● **WORK TO DO**: Return the lines beginning at the one that contains "What data populates" and continuing to the end of the entries, including both ends, exactly as written and nothing else.

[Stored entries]
▶
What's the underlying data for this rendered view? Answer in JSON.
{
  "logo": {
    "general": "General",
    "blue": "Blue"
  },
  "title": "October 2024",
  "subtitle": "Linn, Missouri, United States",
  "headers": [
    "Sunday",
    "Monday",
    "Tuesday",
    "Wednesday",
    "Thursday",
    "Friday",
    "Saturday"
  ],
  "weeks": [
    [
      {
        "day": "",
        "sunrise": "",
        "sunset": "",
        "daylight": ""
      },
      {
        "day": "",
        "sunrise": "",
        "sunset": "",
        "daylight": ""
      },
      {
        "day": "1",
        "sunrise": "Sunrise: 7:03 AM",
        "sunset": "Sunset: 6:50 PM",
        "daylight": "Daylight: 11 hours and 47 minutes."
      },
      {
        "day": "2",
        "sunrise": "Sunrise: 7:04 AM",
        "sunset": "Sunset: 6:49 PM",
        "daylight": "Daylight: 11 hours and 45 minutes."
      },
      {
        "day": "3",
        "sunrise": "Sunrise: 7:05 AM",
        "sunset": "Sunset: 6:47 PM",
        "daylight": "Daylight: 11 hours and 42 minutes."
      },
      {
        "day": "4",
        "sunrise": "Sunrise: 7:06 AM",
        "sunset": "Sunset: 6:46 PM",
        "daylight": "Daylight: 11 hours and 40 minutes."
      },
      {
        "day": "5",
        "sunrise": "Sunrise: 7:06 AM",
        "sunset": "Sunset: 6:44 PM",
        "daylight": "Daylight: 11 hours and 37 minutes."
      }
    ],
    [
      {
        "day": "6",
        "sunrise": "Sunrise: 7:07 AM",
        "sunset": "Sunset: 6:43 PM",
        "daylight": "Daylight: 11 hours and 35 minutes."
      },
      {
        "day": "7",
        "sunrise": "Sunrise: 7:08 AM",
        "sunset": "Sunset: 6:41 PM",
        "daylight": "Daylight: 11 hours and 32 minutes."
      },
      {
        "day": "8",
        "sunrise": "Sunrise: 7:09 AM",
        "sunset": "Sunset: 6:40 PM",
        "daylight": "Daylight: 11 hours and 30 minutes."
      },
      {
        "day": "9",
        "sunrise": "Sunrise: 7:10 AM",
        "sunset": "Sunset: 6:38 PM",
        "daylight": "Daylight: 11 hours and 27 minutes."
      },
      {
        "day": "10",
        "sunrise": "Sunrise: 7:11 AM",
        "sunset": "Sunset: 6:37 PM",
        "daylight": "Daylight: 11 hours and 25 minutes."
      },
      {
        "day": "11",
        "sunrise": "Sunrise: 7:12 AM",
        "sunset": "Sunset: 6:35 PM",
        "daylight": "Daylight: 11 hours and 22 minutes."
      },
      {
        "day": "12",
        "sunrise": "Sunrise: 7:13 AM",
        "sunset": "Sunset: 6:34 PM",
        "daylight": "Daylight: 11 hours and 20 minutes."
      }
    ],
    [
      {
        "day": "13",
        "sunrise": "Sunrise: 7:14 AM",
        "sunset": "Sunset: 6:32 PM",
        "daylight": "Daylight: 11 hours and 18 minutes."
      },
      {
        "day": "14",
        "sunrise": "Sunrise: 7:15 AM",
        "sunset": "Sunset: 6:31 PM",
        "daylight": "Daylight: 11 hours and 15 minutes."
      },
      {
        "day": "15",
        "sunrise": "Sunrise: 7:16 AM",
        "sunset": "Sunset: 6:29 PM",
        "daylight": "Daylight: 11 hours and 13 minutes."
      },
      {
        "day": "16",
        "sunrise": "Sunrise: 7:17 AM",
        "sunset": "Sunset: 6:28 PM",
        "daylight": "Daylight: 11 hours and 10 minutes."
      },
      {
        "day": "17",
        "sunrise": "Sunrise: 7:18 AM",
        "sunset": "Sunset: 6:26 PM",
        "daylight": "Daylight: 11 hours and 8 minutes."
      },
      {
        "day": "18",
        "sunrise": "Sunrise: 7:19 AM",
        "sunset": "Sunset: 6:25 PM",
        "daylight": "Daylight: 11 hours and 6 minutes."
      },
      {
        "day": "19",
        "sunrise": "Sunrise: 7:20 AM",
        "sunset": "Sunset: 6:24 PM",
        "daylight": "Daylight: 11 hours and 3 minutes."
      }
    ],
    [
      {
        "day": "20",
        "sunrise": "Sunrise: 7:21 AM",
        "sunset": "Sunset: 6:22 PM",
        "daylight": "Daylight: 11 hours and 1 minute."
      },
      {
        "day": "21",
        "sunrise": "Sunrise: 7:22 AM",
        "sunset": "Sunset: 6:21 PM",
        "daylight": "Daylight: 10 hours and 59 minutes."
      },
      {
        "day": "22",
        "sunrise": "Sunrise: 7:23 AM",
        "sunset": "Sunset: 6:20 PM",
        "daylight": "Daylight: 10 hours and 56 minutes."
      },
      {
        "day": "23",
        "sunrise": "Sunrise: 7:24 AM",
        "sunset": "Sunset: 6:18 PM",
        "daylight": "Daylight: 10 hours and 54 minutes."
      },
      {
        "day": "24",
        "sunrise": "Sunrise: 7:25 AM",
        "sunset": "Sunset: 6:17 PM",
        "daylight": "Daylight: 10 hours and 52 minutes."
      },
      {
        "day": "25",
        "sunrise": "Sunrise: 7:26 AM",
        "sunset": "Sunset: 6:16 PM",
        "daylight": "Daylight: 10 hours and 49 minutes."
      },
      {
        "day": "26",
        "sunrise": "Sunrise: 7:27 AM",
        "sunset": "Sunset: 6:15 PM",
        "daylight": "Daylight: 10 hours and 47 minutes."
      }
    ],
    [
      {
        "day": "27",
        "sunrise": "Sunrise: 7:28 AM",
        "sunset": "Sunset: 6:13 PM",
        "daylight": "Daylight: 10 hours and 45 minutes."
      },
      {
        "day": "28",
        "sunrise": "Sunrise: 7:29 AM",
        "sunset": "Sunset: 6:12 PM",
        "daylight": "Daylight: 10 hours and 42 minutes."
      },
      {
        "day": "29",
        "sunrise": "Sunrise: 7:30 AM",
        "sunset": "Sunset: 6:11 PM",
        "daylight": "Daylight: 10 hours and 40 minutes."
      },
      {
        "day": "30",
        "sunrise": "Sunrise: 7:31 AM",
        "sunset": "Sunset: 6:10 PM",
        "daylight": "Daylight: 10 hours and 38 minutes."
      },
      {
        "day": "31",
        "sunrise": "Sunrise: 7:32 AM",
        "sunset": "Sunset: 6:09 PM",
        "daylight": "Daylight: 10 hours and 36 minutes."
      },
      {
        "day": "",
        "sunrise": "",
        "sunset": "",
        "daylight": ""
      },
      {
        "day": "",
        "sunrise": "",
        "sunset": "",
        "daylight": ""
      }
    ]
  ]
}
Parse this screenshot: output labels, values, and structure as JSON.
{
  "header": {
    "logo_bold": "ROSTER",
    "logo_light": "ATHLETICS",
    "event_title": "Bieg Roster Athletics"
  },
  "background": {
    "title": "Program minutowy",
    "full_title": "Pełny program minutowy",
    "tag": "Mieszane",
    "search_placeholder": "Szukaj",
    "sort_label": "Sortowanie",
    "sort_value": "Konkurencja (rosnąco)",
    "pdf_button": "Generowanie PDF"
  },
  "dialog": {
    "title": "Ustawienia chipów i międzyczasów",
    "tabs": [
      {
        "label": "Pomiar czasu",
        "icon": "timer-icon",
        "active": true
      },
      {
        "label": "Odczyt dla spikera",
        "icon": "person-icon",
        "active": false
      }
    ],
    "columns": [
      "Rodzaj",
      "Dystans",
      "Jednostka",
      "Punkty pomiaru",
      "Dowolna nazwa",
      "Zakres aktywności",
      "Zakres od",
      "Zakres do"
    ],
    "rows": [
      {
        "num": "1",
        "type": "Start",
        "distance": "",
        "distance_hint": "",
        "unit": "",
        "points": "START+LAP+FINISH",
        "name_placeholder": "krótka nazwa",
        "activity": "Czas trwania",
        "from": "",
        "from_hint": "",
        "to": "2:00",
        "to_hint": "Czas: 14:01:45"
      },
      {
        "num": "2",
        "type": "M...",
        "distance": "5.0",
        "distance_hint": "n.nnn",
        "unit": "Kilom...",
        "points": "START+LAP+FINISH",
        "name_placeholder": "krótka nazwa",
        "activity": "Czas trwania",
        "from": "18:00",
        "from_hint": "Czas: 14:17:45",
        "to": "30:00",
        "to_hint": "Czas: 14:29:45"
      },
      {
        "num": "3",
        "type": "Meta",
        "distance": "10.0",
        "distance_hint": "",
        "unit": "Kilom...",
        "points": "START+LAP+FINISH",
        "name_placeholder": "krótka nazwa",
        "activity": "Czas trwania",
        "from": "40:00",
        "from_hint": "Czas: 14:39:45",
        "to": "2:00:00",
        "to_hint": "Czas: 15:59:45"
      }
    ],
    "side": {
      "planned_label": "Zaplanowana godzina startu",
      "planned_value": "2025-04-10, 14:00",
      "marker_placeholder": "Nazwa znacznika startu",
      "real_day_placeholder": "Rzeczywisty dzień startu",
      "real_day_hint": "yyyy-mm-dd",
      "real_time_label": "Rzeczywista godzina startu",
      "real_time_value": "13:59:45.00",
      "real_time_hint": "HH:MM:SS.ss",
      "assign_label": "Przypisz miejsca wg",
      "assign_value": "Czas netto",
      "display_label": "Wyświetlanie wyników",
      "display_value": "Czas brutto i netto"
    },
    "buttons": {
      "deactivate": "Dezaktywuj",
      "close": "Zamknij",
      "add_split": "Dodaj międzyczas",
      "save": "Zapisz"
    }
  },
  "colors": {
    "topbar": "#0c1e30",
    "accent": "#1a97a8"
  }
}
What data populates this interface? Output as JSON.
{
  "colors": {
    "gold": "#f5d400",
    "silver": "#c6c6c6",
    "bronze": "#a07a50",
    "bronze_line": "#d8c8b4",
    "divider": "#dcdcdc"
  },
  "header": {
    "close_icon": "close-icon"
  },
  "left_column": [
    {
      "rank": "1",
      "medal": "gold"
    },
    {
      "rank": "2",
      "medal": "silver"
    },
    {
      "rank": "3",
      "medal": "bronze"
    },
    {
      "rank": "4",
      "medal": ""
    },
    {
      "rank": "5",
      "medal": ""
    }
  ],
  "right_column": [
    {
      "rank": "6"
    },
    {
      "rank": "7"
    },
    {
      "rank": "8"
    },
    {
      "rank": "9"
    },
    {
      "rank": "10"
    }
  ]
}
◀
● **ANSWER TO THIS TASK**:
What data populates this interface? Output as JSON.
{
  "colors": {
    "gold": "#f5d400",
    "silver": "#c6c6c6",
    "bronze": "#a07a50",
    "bronze_line": "#d8c8b4",
    "divider": "#dcdcdc"
  },
  "header": {
    "close_icon": "close-icon"
  },
  "left_column": [
    {
      "rank": "1",
      "medal": "gold"
    },
    {
      "rank": "2",
      "medal": "silver"
    },
    {
      "rank": "3",
      "medal": "bronze"
    },
    {
      "rank": "4",
      "medal": ""
    },
    {
      "rank": "5",
      "medal": ""
    }
  ],
  "right_column": [
    {
      "rank": "6"
    },
    {
      "rank": "7"
    },
    {
      "rank": "8"
    },
    {
      "rank": "9"
    },
    {
      "rank": "10"
    }
  ]
}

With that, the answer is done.